Records from a data source
■ ■ ■ ■ ■

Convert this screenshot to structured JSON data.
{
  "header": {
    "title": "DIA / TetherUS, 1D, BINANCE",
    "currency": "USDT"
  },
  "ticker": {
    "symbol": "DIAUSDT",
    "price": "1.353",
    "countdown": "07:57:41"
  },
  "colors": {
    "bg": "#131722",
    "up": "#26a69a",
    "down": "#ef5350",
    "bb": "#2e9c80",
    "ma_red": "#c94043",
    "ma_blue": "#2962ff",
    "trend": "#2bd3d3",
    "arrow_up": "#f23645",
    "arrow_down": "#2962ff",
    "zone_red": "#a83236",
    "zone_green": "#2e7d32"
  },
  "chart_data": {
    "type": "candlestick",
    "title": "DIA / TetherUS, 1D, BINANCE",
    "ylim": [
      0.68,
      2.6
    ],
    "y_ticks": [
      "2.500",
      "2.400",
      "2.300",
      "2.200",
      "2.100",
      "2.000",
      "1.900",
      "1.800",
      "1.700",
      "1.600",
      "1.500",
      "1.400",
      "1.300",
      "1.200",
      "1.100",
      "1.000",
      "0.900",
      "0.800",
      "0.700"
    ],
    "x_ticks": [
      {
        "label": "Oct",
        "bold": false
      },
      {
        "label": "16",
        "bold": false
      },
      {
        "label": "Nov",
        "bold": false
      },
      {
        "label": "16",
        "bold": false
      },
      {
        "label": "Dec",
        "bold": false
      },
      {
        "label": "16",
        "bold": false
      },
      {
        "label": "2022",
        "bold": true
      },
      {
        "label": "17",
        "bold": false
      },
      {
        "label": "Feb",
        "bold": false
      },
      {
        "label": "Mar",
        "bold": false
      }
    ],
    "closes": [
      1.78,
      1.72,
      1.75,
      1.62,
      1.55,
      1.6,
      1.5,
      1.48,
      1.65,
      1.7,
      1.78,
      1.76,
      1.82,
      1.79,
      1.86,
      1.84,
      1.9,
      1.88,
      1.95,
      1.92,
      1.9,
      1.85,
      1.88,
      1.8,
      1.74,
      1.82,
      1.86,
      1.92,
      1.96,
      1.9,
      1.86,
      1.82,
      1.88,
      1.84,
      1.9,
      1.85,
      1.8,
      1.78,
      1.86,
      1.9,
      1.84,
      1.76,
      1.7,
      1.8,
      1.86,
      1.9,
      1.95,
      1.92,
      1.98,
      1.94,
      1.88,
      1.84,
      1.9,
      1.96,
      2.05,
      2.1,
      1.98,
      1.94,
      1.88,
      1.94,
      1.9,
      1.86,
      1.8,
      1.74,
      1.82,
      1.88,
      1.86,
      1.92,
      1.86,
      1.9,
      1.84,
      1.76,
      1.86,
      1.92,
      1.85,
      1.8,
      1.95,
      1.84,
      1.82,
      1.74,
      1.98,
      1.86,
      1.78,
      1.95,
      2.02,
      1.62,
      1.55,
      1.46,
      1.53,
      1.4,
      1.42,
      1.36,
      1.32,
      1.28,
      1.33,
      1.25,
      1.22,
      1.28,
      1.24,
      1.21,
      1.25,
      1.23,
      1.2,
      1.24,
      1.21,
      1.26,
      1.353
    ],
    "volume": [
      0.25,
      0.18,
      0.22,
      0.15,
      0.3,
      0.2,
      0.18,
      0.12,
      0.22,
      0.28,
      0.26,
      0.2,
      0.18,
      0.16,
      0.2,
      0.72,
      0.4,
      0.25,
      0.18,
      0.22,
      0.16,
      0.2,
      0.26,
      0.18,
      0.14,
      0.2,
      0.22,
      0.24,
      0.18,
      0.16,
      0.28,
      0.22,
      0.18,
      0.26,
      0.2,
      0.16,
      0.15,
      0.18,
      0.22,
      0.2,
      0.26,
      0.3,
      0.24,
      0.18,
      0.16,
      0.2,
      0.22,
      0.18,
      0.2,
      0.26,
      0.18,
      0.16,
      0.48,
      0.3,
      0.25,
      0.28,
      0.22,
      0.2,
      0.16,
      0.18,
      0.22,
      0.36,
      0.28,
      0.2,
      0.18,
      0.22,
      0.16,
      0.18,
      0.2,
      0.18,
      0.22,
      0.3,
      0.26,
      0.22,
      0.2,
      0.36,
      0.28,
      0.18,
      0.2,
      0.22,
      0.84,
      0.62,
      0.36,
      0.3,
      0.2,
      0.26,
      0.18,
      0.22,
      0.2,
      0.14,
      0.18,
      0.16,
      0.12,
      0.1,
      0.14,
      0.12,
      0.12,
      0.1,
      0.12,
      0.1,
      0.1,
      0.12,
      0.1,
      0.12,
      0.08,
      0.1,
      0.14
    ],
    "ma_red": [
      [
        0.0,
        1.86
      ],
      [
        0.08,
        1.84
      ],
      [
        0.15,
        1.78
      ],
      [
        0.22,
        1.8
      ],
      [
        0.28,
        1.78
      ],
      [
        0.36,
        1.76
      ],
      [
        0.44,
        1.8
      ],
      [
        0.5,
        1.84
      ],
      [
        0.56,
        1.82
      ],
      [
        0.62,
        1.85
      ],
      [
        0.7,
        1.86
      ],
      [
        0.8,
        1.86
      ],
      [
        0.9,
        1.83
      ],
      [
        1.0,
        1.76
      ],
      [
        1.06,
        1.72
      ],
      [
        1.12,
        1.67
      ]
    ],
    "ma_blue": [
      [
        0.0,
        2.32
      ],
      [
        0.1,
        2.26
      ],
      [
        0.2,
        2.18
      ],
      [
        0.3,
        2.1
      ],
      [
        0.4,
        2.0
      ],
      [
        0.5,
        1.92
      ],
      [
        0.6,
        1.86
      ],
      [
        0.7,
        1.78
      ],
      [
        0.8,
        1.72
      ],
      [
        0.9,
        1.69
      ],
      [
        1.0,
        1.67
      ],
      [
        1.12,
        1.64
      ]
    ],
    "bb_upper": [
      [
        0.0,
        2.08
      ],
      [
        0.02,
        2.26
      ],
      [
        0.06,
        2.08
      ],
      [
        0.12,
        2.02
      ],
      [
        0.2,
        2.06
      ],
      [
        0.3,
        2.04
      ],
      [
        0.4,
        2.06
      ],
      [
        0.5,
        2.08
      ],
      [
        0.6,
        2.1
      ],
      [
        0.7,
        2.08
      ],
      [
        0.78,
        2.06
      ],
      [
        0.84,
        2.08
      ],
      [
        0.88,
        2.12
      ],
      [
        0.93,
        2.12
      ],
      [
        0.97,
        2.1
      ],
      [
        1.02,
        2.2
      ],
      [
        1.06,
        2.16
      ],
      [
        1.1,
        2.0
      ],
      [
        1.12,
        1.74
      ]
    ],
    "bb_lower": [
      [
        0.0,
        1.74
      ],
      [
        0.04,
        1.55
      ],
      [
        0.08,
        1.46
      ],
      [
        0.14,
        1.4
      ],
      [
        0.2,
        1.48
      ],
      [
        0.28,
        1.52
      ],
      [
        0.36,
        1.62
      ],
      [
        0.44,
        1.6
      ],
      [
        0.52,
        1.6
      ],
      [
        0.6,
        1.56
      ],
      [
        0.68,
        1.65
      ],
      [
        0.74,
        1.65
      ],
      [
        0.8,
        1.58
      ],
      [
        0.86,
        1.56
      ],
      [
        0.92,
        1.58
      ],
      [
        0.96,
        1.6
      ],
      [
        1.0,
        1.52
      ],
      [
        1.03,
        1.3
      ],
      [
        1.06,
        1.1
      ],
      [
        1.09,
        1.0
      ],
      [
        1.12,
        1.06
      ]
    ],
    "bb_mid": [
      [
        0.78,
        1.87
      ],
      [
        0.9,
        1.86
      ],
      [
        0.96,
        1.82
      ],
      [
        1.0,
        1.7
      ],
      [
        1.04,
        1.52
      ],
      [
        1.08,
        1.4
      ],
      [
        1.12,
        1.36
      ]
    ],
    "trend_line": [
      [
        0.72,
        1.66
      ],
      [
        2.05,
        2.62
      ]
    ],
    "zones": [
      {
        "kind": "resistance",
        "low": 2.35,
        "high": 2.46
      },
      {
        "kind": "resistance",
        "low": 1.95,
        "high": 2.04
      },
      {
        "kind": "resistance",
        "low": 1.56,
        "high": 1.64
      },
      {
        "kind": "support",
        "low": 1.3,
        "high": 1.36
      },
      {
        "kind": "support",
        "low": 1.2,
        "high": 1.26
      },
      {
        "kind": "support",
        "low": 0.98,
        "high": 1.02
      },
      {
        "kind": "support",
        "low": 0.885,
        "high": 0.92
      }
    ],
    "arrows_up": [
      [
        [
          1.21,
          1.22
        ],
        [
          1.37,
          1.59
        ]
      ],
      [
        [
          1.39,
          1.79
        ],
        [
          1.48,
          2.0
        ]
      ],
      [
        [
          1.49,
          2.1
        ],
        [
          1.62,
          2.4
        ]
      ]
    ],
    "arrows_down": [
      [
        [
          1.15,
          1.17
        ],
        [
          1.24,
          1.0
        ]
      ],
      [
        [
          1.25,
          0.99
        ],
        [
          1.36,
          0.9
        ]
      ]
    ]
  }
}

■ ■ ■ ■ ■

Task requirements =>
Pick out every line above that holds the word "label" and copy it.

Solution =>
        "label": "Oct",
        "label": "16",
        "label": "Nov",
        "label": "16",
        "label": "Dec",
        "label": "16",
        "label": "2022",
        "label": "17",
        "label": "Feb",
        "label": "Mar",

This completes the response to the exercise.